## Data to process
____________
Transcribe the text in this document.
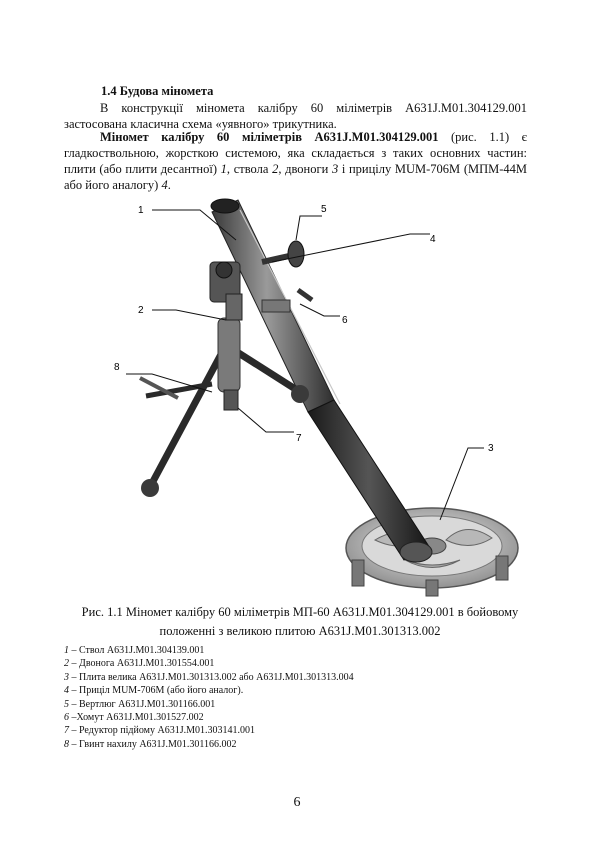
1.4 Будова міномета
В конструкції міномета калібру 60 міліметрів А631J.М01.304129.001 застосована класична схема «уявного» трикутника.
Міномет калібру 60 міліметрів А631J.М01.304129.001 (рис. 1.1) є гладкоствольною, жорсткою системою, яка складається з таких основних частин: плити (або плити десантної) 1, ствола 2, двоноги 3 і прицілу MUM-706M (МПМ-44М або його аналогу) 4.
1	5
4
2
6
8
7
3
Рис. 1.1 Міномет калібру 60 міліметрів МП-60 А631J.М01.304129.001 в бойовому
положенні з великою плитою А631J.М01.301313.002
1 – Ствол А631J.М01.304139.001
2 – Двонога А631J.М01.301554.001
3 – Плита велика А631J.М01.301313.002 або А631J.М01.301313.004
4 – Приціл MUM-706M (або його аналог).
5 – Вертлюг А631J.М01.301166.001
6 –Хомут А631J.М01.301527.002
7 – Редуктор підйому А631J.М01.303141.001
8 – Гвинт нахилу А631J.М01.301166.002
6
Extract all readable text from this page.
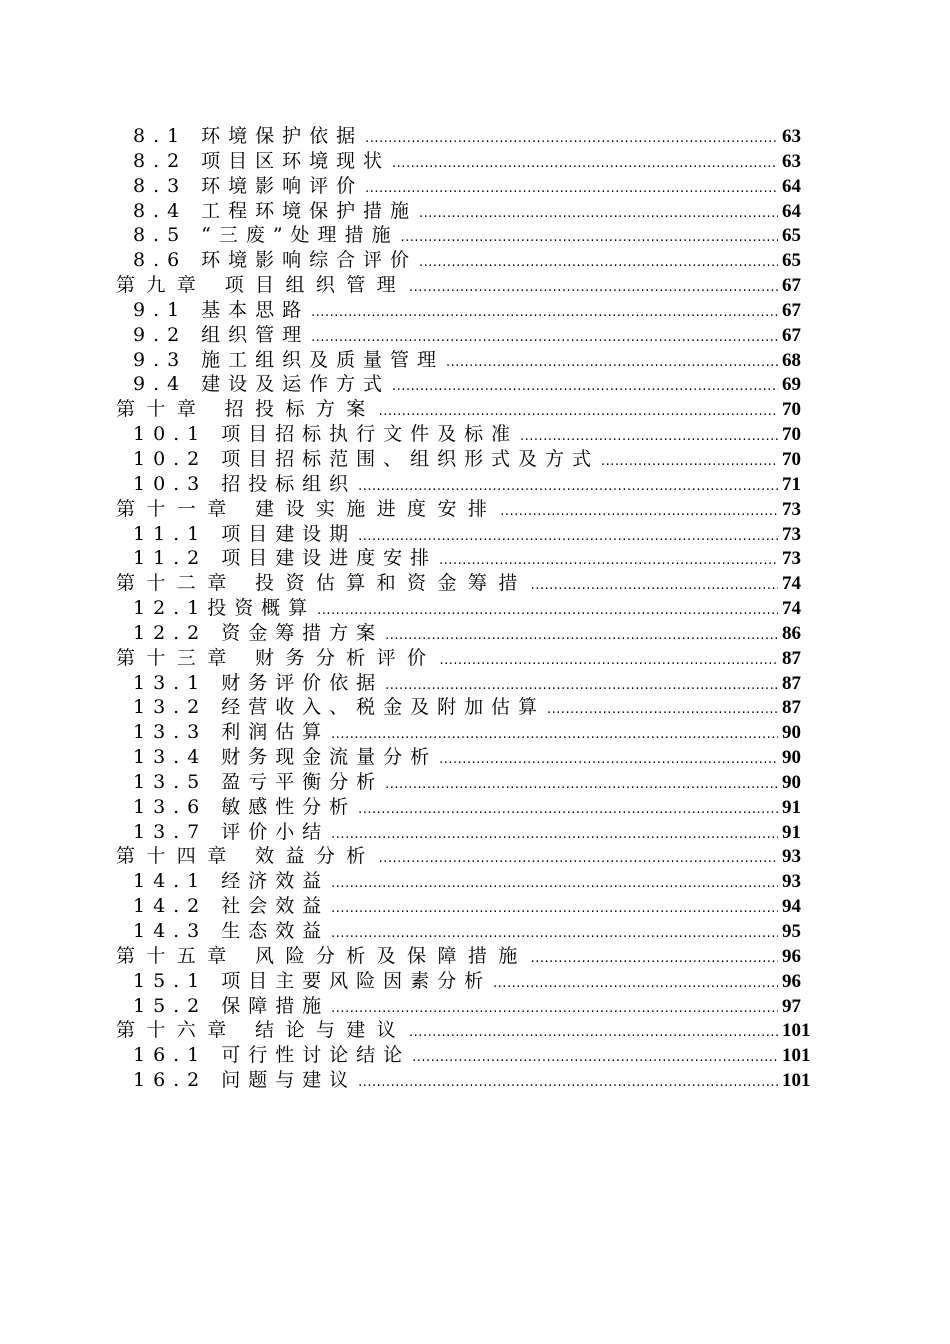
8.1 环境保护依据 .....	63
8.2 项目区环境现状 .....	63
8.3 环境影响评价 .....	64
8.4 工程环境保护措施 .....	64
8.5 “三废”处理措施 .....	65
8.6 环境影响综合评价 .....	65
第九章 项目组织管理 .....	67
9.1 基本思路 .....	67
9.2 组织管理 .....	67
9.3 施工组织及质量管理 .....	68
9.4 建设及运作方式 .....	69
第十章 招投标方案 .....	70
10.1 项目招标执行文件及标准 .....	70
10.2 项目招标范围、组织形式及方式 .....	70
10.3 招投标组织 .....	71
第十一章 建设实施进度安排 .....	73
11.1 项目建设期 .....	73
11.2 项目建设进度安排 .....	73
第十二章 投资估算和资金筹措 .....	74
12.1投资概算 .....	74
12.2 资金筹措方案 .....	86
第十三章 财务分析评价 .....	87
13.1 财务评价依据 .....	87
13.2 经营收入、税金及附加估算 .....	87
13.3 利润估算 .....	90
13.4 财务现金流量分析 .....	90
13.5 盈亏平衡分析 .....	90
13.6 敏感性分析 .....	91
13.7 评价小结 .....	91
第十四章 效益分析 .....	93
14.1 经济效益 .....	93
14.2 社会效益 .....	94
14.3 生态效益 .....	95
第十五章 风险分析及保障措施 .....	96
15.1 项目主要风险因素分析 .....	96
15.2 保障措施 .....	97
第十六章 结论与建议 .....	101
16.1 可行性讨论结论 .....	101
16.2 问题与建议 .....	101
____________
## Brief
Your job is to transcribe the entries above exactly; skip the pictures.

## Result below
Transcribe the text in this document.
1.4 Будова міномета
В конструкції міномета калібру 60 міліметрів А631J.М01.304129.001 застосована класична схема «уявного» трикутника.
Міномет калібру 60 міліметрів А631J.М01.304129.001 (рис. 1.1) є гладкоствольною, жорсткою системою, яка складається з таких основних частин: плити (або плити десантної) 1, ствола 2, двоноги 3 і прицілу MUM-706M (МПМ-44М або його аналогу) 4.
1	5
4
2
6
8
7
3
Рис. 1.1 Міномет калібру 60 міліметрів МП-60 А631J.М01.304129.001 в бойовому
положенні з великою плитою А631J.М01.301313.002
1 – Ствол А631J.М01.304139.001
2 – Двонога А631J.М01.301554.001
3 – Плита велика А631J.М01.301313.002 або А631J.М01.301313.004
4 – Приціл MUM-706M (або його аналог).
5 – Вертлюг А631J.М01.301166.001
6 –Хомут А631J.М01.301527.002
7 – Редуктор підйому А631J.М01.303141.001
8 – Гвинт нахилу А631J.М01.301166.002
6
Extract all readable text from this page.
8.1 环境保护依据 .....	63
8.2 项目区环境现状 .....	63
8.3 环境影响评价 .....	64
8.4 工程环境保护措施 .....	64
8.5 “三废”处理措施 .....	65
8.6 环境影响综合评价 .....	65
第九章 项目组织管理 .....	67
9.1 基本思路 .....	67
9.2 组织管理 .....	67
9.3 施工组织及质量管理 .....	68
9.4 建设及运作方式 .....	69
第十章 招投标方案 .....	70
10.1 项目招标执行文件及标准 .....	70
10.2 项目招标范围、组织形式及方式 .....	70
10.3 招投标组织 .....	71
第十一章 建设实施进度安排 .....	73
11.1 项目建设期 .....	73
11.2 项目建设进度安排 .....	73
第十二章 投资估算和资金筹措 .....	74
12.1投资概算 .....	74
12.2 资金筹措方案 .....	86
第十三章 财务分析评价 .....	87
13.1 财务评价依据 .....	87
13.2 经营收入、税金及附加估算 .....	87
13.3 利润估算 .....	90
13.4 财务现金流量分析 .....	90
13.5 盈亏平衡分析 .....	90
13.6 敏感性分析 .....	91
13.7 评价小结 .....	91
第十四章 效益分析 .....	93
14.1 经济效益 .....	93
14.2 社会效益 .....	94
14.3 生态效益 .....	95
第十五章 风险分析及保障措施 .....	96
15.1 项目主要风险因素分析 .....	96
15.2 保障措施 .....	97
第十六章 结论与建议 .....	101
16.1 可行性讨论结论 .....	101
16.2 问题与建议 .....	101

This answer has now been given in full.